◆ WHAT IS NEEDED: Identify all lines below that hold "answer" and collect them.

◆ DATA TO USE:
'''

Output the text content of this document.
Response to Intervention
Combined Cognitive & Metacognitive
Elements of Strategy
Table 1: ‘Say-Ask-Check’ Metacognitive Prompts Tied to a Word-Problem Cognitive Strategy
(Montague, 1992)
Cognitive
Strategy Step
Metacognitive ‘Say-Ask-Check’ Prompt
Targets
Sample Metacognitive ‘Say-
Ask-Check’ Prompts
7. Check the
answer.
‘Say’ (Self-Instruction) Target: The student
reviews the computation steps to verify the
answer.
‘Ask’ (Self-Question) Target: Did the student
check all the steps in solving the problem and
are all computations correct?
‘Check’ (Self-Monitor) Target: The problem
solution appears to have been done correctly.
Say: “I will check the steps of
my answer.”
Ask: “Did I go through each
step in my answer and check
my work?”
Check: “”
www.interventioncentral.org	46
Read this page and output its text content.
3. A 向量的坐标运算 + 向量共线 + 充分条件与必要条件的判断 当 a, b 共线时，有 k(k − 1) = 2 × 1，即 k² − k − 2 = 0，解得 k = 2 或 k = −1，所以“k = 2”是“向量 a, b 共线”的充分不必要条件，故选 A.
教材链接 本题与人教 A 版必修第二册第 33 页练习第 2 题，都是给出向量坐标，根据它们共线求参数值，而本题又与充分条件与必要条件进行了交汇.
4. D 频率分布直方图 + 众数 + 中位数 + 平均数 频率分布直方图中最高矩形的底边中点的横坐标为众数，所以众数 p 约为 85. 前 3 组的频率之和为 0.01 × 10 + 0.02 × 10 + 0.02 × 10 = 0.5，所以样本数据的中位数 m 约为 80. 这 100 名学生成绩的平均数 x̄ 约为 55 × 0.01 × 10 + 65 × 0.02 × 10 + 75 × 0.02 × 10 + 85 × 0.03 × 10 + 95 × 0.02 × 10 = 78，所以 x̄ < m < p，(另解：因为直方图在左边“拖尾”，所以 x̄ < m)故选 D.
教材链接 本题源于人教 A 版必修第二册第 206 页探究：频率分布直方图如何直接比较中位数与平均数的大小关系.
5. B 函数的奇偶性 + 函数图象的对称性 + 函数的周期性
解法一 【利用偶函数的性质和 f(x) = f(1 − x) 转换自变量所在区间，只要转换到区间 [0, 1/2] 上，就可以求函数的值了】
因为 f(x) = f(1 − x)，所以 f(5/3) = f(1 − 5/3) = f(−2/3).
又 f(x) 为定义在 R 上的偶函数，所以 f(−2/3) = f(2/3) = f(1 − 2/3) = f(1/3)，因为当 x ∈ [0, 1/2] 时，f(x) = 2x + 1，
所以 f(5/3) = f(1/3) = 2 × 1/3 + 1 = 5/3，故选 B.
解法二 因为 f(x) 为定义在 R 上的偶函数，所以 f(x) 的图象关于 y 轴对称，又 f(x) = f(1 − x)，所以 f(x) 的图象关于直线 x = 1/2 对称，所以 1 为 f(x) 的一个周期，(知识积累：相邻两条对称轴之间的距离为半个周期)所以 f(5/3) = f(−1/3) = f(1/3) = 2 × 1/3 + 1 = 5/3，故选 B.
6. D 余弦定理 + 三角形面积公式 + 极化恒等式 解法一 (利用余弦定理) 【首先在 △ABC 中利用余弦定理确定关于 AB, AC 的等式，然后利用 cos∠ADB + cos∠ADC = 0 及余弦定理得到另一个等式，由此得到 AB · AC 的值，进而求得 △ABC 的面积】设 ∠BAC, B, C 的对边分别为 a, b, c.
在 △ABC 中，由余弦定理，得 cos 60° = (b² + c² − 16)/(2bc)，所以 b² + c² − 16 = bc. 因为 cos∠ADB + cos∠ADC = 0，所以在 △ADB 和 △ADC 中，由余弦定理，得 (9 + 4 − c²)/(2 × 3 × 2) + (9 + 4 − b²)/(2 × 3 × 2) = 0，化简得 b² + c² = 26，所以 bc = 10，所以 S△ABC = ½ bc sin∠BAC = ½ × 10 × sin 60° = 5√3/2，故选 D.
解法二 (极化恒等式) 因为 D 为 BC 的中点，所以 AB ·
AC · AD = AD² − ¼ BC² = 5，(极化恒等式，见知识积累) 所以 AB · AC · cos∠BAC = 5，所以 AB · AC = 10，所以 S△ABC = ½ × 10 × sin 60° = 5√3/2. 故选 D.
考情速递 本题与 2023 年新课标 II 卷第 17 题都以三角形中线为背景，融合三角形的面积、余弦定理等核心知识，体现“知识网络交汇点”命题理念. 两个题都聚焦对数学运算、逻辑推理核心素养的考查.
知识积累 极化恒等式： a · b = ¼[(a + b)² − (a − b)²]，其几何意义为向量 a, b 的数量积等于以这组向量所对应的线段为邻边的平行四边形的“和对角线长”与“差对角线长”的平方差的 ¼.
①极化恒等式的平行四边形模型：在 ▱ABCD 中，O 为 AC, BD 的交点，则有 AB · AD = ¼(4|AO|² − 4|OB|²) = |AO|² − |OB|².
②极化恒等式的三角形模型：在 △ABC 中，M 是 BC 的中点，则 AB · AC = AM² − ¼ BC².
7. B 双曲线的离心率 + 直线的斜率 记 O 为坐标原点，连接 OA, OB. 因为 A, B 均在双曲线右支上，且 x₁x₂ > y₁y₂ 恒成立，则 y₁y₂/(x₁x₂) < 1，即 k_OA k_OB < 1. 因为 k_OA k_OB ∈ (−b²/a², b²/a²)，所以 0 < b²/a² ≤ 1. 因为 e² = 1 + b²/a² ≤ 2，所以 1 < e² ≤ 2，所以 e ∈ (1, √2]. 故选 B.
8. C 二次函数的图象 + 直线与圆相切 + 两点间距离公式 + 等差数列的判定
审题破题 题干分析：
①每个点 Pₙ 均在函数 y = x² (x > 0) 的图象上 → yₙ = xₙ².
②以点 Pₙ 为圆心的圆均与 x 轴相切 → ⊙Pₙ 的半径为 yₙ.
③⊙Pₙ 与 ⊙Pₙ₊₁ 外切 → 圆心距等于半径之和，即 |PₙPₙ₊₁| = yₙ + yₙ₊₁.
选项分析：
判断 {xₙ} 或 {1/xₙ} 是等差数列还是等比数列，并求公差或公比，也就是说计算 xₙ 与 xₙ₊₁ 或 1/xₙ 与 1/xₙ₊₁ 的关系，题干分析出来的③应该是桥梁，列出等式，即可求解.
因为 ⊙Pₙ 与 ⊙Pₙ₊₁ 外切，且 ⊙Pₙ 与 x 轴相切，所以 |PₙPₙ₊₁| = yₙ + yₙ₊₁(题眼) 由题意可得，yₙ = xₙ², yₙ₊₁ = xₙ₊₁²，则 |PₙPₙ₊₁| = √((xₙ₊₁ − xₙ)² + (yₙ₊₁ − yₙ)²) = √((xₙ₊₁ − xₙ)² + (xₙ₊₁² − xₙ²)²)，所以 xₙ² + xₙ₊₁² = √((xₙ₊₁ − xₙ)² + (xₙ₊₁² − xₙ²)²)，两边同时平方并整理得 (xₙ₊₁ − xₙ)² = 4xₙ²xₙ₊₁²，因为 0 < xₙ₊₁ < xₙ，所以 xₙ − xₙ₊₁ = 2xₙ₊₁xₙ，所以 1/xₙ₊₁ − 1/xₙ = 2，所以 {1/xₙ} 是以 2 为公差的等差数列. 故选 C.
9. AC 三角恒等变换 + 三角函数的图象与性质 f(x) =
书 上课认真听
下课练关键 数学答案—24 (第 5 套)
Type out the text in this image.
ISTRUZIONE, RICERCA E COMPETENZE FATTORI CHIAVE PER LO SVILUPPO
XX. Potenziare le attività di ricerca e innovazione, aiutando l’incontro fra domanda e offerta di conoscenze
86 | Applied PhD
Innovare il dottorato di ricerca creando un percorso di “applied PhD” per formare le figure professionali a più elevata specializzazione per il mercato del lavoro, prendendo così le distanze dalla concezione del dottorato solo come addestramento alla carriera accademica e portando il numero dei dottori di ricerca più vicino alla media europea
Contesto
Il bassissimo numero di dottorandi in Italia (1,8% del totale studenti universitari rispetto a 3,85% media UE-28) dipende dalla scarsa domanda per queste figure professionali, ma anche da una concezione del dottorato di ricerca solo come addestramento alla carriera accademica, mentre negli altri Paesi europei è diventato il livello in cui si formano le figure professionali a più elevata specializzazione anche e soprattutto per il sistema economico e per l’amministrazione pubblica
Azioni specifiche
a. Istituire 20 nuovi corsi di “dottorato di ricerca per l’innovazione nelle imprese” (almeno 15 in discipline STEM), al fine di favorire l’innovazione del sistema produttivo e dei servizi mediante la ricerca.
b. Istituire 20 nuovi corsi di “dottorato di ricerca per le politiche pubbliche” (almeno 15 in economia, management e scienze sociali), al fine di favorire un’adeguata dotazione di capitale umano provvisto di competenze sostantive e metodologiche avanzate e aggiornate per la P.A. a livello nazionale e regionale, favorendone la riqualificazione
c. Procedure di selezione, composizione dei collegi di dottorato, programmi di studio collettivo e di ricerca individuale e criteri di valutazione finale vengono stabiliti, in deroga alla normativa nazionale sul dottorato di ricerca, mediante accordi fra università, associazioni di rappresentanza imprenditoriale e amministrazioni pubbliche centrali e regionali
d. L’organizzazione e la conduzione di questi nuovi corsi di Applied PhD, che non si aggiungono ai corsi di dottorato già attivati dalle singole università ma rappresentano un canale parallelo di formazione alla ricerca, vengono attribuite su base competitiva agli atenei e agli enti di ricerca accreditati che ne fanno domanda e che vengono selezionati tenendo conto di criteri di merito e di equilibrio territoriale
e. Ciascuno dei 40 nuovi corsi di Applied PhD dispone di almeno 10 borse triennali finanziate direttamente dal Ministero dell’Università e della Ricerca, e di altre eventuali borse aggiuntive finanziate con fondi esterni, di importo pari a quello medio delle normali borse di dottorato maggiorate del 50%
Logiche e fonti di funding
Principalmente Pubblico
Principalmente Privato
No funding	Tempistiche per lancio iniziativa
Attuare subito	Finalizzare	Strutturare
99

'''

◆ EXERCISE SOLUTION:
answer.
answer.
my answer.”
step in my answer and check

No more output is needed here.